Identify all lines in the data containing the string "name". Copy them out.

· · · ·

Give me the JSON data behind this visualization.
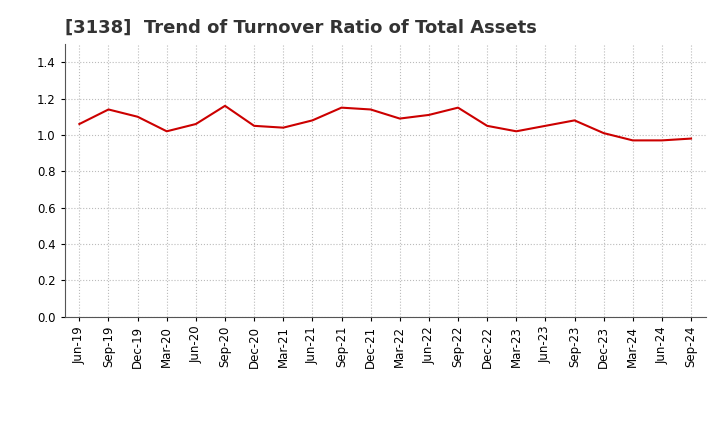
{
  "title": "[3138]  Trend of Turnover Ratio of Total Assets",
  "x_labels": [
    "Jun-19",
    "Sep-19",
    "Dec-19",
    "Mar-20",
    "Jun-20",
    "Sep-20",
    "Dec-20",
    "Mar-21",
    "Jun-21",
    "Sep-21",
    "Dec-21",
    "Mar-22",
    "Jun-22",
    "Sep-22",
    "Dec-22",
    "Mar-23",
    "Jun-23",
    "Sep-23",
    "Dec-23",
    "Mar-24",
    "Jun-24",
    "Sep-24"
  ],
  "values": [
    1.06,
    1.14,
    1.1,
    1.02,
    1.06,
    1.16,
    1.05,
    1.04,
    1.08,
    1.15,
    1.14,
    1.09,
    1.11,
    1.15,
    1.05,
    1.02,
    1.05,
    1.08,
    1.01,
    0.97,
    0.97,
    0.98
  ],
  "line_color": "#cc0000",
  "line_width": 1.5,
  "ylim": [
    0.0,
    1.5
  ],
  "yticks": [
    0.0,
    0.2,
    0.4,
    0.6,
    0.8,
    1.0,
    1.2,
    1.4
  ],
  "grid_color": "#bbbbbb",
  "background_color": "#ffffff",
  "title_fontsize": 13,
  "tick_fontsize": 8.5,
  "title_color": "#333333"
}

· · · ·

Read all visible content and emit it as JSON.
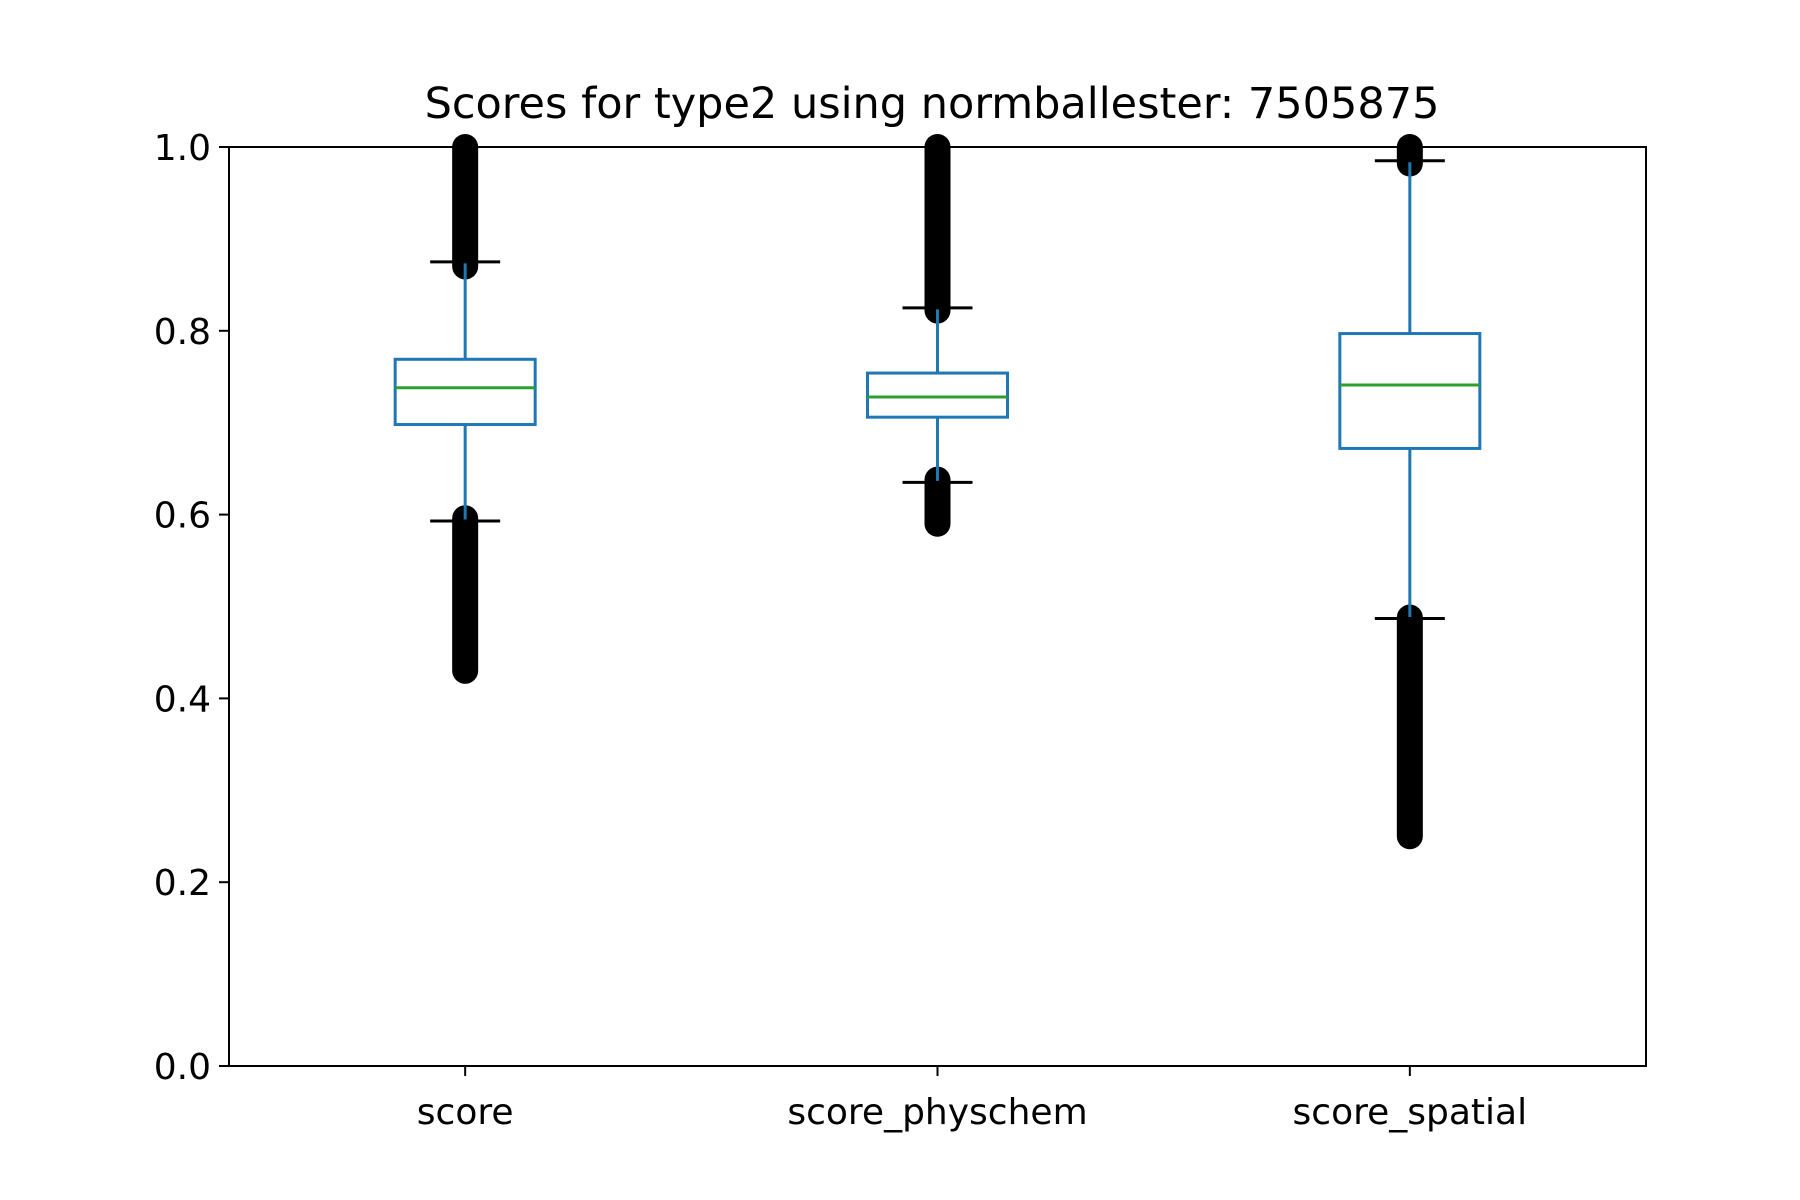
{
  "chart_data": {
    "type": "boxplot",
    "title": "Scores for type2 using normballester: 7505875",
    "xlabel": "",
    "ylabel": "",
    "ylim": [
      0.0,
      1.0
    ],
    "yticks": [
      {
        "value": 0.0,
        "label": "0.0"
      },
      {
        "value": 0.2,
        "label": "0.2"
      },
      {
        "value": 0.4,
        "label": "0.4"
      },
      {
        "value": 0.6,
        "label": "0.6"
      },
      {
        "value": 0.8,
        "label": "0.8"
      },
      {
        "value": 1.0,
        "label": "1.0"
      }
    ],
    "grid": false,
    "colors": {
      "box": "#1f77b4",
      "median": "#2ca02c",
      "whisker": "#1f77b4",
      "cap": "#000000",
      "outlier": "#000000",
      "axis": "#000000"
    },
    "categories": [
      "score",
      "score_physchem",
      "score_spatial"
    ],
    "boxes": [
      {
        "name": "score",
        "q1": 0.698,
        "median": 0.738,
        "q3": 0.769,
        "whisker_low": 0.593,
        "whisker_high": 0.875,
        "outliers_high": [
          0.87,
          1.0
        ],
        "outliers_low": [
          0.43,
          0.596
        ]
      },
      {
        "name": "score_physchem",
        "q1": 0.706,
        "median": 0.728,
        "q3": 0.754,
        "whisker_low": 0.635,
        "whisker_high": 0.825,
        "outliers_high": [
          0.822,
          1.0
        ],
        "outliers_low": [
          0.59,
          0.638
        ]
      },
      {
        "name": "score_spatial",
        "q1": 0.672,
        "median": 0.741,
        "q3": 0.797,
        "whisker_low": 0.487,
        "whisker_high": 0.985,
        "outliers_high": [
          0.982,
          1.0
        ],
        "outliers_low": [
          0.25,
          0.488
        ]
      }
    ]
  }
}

· · · ·

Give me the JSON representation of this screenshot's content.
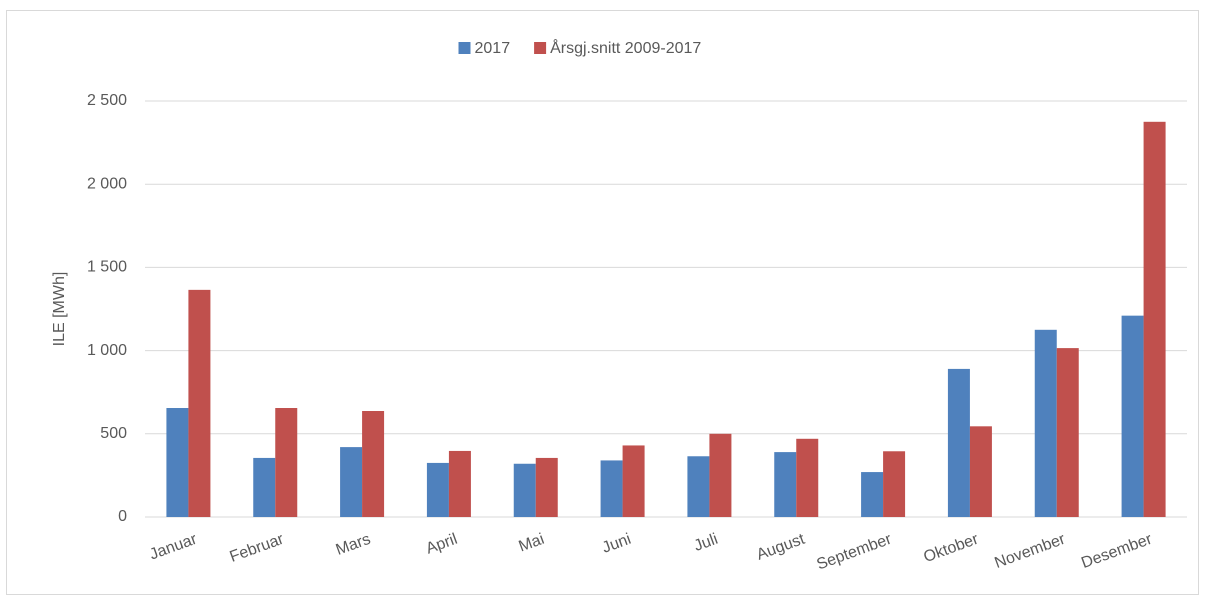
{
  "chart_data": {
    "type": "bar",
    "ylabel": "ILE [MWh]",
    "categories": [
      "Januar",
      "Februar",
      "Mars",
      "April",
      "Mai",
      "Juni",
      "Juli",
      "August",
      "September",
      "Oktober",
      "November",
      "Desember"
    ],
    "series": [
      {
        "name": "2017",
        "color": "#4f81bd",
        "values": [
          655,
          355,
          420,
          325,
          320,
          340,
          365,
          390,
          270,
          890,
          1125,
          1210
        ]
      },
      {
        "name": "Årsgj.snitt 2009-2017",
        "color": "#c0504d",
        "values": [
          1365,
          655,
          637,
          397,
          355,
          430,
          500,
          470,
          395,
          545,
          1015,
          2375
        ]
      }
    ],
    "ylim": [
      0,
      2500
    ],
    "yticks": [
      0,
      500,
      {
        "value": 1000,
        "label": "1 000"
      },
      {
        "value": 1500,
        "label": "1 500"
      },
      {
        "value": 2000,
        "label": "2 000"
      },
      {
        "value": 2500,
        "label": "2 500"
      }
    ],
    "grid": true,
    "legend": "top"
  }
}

· · · ·

» Reply to the exercise:
        "name": "score",
        "name": "score_physchem",
        "name": "score_spatial",
        "name": "2017",
        "name": "Årsgj.snitt 2009-2017",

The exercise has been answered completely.